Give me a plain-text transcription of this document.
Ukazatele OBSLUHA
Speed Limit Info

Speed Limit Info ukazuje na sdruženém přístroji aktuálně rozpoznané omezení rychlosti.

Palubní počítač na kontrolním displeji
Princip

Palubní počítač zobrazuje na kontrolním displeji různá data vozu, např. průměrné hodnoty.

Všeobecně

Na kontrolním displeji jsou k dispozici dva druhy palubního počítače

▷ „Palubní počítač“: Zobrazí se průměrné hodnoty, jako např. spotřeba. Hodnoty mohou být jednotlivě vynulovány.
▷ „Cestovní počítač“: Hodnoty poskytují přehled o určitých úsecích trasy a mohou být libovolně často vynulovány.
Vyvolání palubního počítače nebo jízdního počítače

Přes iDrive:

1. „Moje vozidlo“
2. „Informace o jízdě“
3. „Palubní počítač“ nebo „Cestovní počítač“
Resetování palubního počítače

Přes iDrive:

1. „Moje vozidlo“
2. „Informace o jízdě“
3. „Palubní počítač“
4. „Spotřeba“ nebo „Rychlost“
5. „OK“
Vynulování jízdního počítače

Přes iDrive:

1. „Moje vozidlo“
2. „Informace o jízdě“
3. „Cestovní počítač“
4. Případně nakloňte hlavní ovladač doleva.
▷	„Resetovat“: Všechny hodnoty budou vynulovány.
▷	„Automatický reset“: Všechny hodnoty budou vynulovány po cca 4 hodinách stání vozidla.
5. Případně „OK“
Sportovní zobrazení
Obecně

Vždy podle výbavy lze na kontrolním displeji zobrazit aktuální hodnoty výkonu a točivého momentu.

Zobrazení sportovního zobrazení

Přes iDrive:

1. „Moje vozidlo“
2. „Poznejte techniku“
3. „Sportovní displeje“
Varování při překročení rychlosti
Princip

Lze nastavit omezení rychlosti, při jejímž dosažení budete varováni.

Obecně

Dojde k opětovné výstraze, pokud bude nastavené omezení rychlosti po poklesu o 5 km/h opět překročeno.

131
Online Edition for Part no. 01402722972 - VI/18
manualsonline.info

• _Set problem_: Quote every entry exactly.

• _Result for this task_:
Give me a plain-text transcription of this document.
Ukazatele OBSLUHA
Speed Limit Info

Speed Limit Info ukazuje na sdruženém přístroji aktuálně rozpoznané omezení rychlosti.

Palubní počítač na kontrolním displeji
Princip

Palubní počítač zobrazuje na kontrolním displeji různá data vozu, např. průměrné hodnoty.

Všeobecně

Na kontrolním displeji jsou k dispozici dva druhy palubního počítače

▷ „Palubní počítač“: Zobrazí se průměrné hodnoty, jako např. spotřeba. Hodnoty mohou být jednotlivě vynulovány.
▷ „Cestovní počítač“: Hodnoty poskytují přehled o určitých úsecích trasy a mohou být libovolně často vynulovány.
Vyvolání palubního počítače nebo jízdního počítače

Přes iDrive:

1. „Moje vozidlo“
2. „Informace o jízdě“
3. „Palubní počítač“ nebo „Cestovní počítač“
Resetování palubního počítače

Přes iDrive:

1. „Moje vozidlo“
2. „Informace o jízdě“
3. „Palubní počítač“
4. „Spotřeba“ nebo „Rychlost“
5. „OK“
Vynulování jízdního počítače

Přes iDrive:

1. „Moje vozidlo“
2. „Informace o jízdě“
3. „Cestovní počítač“
4. Případně nakloňte hlavní ovladač doleva.
▷	„Resetovat“: Všechny hodnoty budou vynulovány.
▷	„Automatický reset“: Všechny hodnoty budou vynulovány po cca 4 hodinách stání vozidla.
5. Případně „OK“
Sportovní zobrazení
Obecně

Vždy podle výbavy lze na kontrolním displeji zobrazit aktuální hodnoty výkonu a točivého momentu.

Zobrazení sportovního zobrazení

Přes iDrive:

1. „Moje vozidlo“
2. „Poznejte techniku“
3. „Sportovní displeje“
Varování při překročení rychlosti
Princip

Lze nastavit omezení rychlosti, při jejímž dosažení budete varováni.

Obecně

Dojde k opětovné výstraze, pokud bude nastavené omezení rychlosti po poklesu o 5 km/h opět překročeno.

131
Online Edition for Part no. 01402722972 - VI/18
manualsonline.info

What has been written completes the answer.